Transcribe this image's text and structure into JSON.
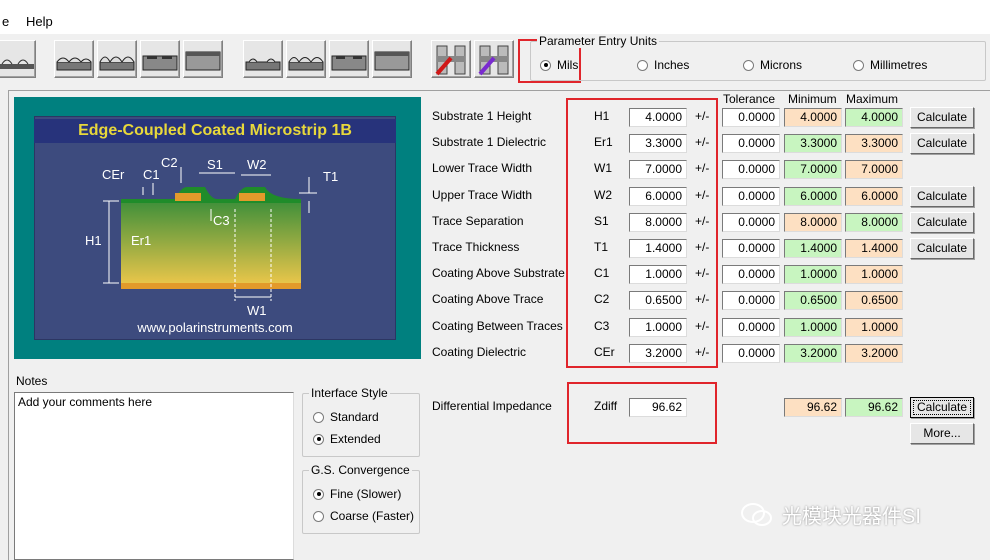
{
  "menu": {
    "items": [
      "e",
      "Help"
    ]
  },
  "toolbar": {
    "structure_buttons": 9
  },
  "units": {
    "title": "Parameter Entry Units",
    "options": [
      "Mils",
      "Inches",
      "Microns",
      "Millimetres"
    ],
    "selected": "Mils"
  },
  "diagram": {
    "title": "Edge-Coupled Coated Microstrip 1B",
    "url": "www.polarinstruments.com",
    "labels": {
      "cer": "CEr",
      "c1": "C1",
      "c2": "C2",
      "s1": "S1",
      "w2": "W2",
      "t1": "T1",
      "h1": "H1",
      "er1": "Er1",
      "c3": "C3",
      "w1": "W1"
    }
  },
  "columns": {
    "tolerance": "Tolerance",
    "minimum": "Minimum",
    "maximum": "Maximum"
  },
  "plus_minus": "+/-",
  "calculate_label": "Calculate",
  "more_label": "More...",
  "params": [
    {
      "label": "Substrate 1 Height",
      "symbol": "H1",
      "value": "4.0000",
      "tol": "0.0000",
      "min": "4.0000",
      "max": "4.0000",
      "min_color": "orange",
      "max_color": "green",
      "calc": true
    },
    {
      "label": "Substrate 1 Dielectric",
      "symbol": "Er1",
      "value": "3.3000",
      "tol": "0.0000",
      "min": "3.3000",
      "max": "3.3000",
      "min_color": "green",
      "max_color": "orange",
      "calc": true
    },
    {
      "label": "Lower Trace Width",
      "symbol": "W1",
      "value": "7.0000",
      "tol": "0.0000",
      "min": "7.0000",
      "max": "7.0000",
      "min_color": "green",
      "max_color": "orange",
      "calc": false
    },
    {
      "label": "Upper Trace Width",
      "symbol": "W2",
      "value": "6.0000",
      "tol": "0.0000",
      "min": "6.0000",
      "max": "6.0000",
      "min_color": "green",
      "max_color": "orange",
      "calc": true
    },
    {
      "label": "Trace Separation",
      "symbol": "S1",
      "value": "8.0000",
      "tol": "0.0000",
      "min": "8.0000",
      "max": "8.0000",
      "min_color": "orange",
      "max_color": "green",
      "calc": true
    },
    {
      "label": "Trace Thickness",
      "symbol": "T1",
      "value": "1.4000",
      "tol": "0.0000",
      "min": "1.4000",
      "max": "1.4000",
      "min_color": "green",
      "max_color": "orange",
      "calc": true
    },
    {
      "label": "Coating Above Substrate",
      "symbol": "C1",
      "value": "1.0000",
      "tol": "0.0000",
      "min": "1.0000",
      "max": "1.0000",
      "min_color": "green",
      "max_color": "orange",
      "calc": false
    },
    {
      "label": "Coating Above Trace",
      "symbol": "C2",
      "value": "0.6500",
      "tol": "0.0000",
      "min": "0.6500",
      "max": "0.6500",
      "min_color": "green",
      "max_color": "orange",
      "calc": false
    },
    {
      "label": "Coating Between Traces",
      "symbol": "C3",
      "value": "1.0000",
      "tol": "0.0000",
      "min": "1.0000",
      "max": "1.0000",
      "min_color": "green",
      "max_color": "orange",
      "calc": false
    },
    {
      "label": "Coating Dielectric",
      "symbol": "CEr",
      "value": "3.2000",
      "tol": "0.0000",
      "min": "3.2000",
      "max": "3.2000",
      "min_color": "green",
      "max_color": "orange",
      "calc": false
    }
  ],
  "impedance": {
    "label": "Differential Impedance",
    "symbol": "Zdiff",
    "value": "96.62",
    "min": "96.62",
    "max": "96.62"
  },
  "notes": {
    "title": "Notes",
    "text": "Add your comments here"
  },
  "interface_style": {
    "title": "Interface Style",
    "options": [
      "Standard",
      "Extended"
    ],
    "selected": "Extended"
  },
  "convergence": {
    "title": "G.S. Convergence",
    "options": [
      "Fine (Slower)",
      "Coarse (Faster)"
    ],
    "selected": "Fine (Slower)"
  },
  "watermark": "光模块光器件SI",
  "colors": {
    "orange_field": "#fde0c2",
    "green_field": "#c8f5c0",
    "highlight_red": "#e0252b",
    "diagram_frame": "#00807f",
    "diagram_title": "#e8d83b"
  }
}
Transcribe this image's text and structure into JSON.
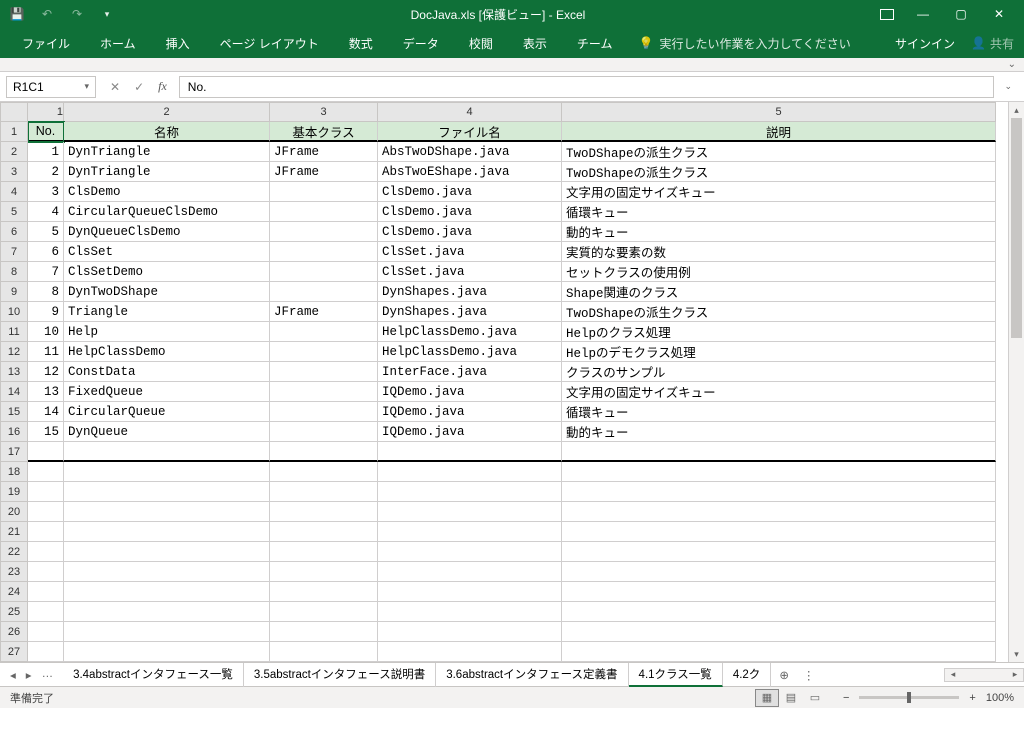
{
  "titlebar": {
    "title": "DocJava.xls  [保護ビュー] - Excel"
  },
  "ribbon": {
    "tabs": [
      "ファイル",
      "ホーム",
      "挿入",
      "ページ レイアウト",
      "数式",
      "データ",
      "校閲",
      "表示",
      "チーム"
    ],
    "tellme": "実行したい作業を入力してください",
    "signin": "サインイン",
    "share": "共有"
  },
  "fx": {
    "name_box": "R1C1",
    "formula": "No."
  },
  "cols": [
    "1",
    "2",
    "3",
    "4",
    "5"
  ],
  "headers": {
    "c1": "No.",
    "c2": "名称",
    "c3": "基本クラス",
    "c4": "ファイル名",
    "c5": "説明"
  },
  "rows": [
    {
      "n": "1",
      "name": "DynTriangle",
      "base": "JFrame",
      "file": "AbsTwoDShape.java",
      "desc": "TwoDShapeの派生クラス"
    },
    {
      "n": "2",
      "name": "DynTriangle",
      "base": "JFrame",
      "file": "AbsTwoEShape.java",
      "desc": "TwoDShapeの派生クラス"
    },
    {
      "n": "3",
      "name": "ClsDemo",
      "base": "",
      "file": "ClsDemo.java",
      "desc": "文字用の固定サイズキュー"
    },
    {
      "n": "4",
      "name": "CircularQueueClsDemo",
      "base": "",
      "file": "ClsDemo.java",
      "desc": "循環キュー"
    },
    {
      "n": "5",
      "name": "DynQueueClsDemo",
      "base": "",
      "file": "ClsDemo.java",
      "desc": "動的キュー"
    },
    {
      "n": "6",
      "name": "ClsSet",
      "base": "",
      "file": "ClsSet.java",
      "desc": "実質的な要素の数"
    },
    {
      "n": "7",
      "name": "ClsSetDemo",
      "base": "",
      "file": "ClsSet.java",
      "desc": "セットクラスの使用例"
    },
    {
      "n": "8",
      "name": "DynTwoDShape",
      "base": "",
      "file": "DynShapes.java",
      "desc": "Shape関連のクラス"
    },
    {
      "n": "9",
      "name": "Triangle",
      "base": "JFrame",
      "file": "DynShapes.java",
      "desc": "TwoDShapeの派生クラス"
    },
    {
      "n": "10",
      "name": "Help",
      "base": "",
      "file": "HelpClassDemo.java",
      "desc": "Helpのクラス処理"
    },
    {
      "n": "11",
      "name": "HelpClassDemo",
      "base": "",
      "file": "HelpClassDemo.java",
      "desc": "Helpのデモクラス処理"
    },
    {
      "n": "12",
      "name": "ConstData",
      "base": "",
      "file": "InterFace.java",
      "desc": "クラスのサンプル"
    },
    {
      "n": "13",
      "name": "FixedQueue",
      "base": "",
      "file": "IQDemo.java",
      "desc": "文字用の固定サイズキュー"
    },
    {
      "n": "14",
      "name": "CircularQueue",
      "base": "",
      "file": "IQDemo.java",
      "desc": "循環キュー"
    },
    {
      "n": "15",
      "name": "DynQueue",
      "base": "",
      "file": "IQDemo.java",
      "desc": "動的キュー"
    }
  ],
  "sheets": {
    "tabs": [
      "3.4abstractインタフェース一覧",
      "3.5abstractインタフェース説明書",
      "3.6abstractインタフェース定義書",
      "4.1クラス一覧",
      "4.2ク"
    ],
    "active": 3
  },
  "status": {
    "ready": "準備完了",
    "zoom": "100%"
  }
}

> **EXERCISE DIRECTIONS**
The entries above are to be returned exactly, without their pictures.

> **EXERCISE SOLUTION**
Transcribe this image's text and structure into JSON.
{
  "menu": {
    "items": [
      "e",
      "Help"
    ]
  },
  "toolbar": {
    "structure_buttons": 9
  },
  "units": {
    "title": "Parameter Entry Units",
    "options": [
      "Mils",
      "Inches",
      "Microns",
      "Millimetres"
    ],
    "selected": "Mils"
  },
  "diagram": {
    "title": "Edge-Coupled Coated Microstrip 1B",
    "url": "www.polarinstruments.com",
    "labels": {
      "cer": "CEr",
      "c1": "C1",
      "c2": "C2",
      "s1": "S1",
      "w2": "W2",
      "t1": "T1",
      "h1": "H1",
      "er1": "Er1",
      "c3": "C3",
      "w1": "W1"
    }
  },
  "columns": {
    "tolerance": "Tolerance",
    "minimum": "Minimum",
    "maximum": "Maximum"
  },
  "plus_minus": "+/-",
  "calculate_label": "Calculate",
  "more_label": "More...",
  "params": [
    {
      "label": "Substrate 1 Height",
      "symbol": "H1",
      "value": "4.0000",
      "tol": "0.0000",
      "min": "4.0000",
      "max": "4.0000",
      "min_color": "orange",
      "max_color": "green",
      "calc": true
    },
    {
      "label": "Substrate 1 Dielectric",
      "symbol": "Er1",
      "value": "3.3000",
      "tol": "0.0000",
      "min": "3.3000",
      "max": "3.3000",
      "min_color": "green",
      "max_color": "orange",
      "calc": true
    },
    {
      "label": "Lower Trace Width",
      "symbol": "W1",
      "value": "7.0000",
      "tol": "0.0000",
      "min": "7.0000",
      "max": "7.0000",
      "min_color": "green",
      "max_color": "orange",
      "calc": false
    },
    {
      "label": "Upper Trace Width",
      "symbol": "W2",
      "value": "6.0000",
      "tol": "0.0000",
      "min": "6.0000",
      "max": "6.0000",
      "min_color": "green",
      "max_color": "orange",
      "calc": true
    },
    {
      "label": "Trace Separation",
      "symbol": "S1",
      "value": "8.0000",
      "tol": "0.0000",
      "min": "8.0000",
      "max": "8.0000",
      "min_color": "orange",
      "max_color": "green",
      "calc": true
    },
    {
      "label": "Trace Thickness",
      "symbol": "T1",
      "value": "1.4000",
      "tol": "0.0000",
      "min": "1.4000",
      "max": "1.4000",
      "min_color": "green",
      "max_color": "orange",
      "calc": true
    },
    {
      "label": "Coating Above Substrate",
      "symbol": "C1",
      "value": "1.0000",
      "tol": "0.0000",
      "min": "1.0000",
      "max": "1.0000",
      "min_color": "green",
      "max_color": "orange",
      "calc": false
    },
    {
      "label": "Coating Above Trace",
      "symbol": "C2",
      "value": "0.6500",
      "tol": "0.0000",
      "min": "0.6500",
      "max": "0.6500",
      "min_color": "green",
      "max_color": "orange",
      "calc": false
    },
    {
      "label": "Coating Between Traces",
      "symbol": "C3",
      "value": "1.0000",
      "tol": "0.0000",
      "min": "1.0000",
      "max": "1.0000",
      "min_color": "green",
      "max_color": "orange",
      "calc": false
    },
    {
      "label": "Coating Dielectric",
      "symbol": "CEr",
      "value": "3.2000",
      "tol": "0.0000",
      "min": "3.2000",
      "max": "3.2000",
      "min_color": "green",
      "max_color": "orange",
      "calc": false
    }
  ],
  "impedance": {
    "label": "Differential Impedance",
    "symbol": "Zdiff",
    "value": "96.62",
    "min": "96.62",
    "max": "96.62"
  },
  "notes": {
    "title": "Notes",
    "text": "Add your comments here"
  },
  "interface_style": {
    "title": "Interface Style",
    "options": [
      "Standard",
      "Extended"
    ],
    "selected": "Extended"
  },
  "convergence": {
    "title": "G.S. Convergence",
    "options": [
      "Fine (Slower)",
      "Coarse (Faster)"
    ],
    "selected": "Fine (Slower)"
  },
  "watermark": "光模块光器件SI",
  "colors": {
    "orange_field": "#fde0c2",
    "green_field": "#c8f5c0",
    "highlight_red": "#e0252b",
    "diagram_frame": "#00807f",
    "diagram_title": "#e8d83b"
  }
}
Transcribe this image's text and structure into JSON.
{
  "titlebar": {
    "title": "DocJava.xls  [保護ビュー] - Excel"
  },
  "ribbon": {
    "tabs": [
      "ファイル",
      "ホーム",
      "挿入",
      "ページ レイアウト",
      "数式",
      "データ",
      "校閲",
      "表示",
      "チーム"
    ],
    "tellme": "実行したい作業を入力してください",
    "signin": "サインイン",
    "share": "共有"
  },
  "fx": {
    "name_box": "R1C1",
    "formula": "No."
  },
  "cols": [
    "1",
    "2",
    "3",
    "4",
    "5"
  ],
  "headers": {
    "c1": "No.",
    "c2": "名称",
    "c3": "基本クラス",
    "c4": "ファイル名",
    "c5": "説明"
  },
  "rows": [
    {
      "n": "1",
      "name": "DynTriangle",
      "base": "JFrame",
      "file": "AbsTwoDShape.java",
      "desc": "TwoDShapeの派生クラス"
    },
    {
      "n": "2",
      "name": "DynTriangle",
      "base": "JFrame",
      "file": "AbsTwoEShape.java",
      "desc": "TwoDShapeの派生クラス"
    },
    {
      "n": "3",
      "name": "ClsDemo",
      "base": "",
      "file": "ClsDemo.java",
      "desc": "文字用の固定サイズキュー"
    },
    {
      "n": "4",
      "name": "CircularQueueClsDemo",
      "base": "",
      "file": "ClsDemo.java",
      "desc": "循環キュー"
    },
    {
      "n": "5",
      "name": "DynQueueClsDemo",
      "base": "",
      "file": "ClsDemo.java",
      "desc": "動的キュー"
    },
    {
      "n": "6",
      "name": "ClsSet",
      "base": "",
      "file": "ClsSet.java",
      "desc": "実質的な要素の数"
    },
    {
      "n": "7",
      "name": "ClsSetDemo",
      "base": "",
      "file": "ClsSet.java",
      "desc": "セットクラスの使用例"
    },
    {
      "n": "8",
      "name": "DynTwoDShape",
      "base": "",
      "file": "DynShapes.java",
      "desc": "Shape関連のクラス"
    },
    {
      "n": "9",
      "name": "Triangle",
      "base": "JFrame",
      "file": "DynShapes.java",
      "desc": "TwoDShapeの派生クラス"
    },
    {
      "n": "10",
      "name": "Help",
      "base": "",
      "file": "HelpClassDemo.java",
      "desc": "Helpのクラス処理"
    },
    {
      "n": "11",
      "name": "HelpClassDemo",
      "base": "",
      "file": "HelpClassDemo.java",
      "desc": "Helpのデモクラス処理"
    },
    {
      "n": "12",
      "name": "ConstData",
      "base": "",
      "file": "InterFace.java",
      "desc": "クラスのサンプル"
    },
    {
      "n": "13",
      "name": "FixedQueue",
      "base": "",
      "file": "IQDemo.java",
      "desc": "文字用の固定サイズキュー"
    },
    {
      "n": "14",
      "name": "CircularQueue",
      "base": "",
      "file": "IQDemo.java",
      "desc": "循環キュー"
    },
    {
      "n": "15",
      "name": "DynQueue",
      "base": "",
      "file": "IQDemo.java",
      "desc": "動的キュー"
    }
  ],
  "sheets": {
    "tabs": [
      "3.4abstractインタフェース一覧",
      "3.5abstractインタフェース説明書",
      "3.6abstractインタフェース定義書",
      "4.1クラス一覧",
      "4.2ク"
    ],
    "active": 3
  },
  "status": {
    "ready": "準備完了",
    "zoom": "100%"
  }
}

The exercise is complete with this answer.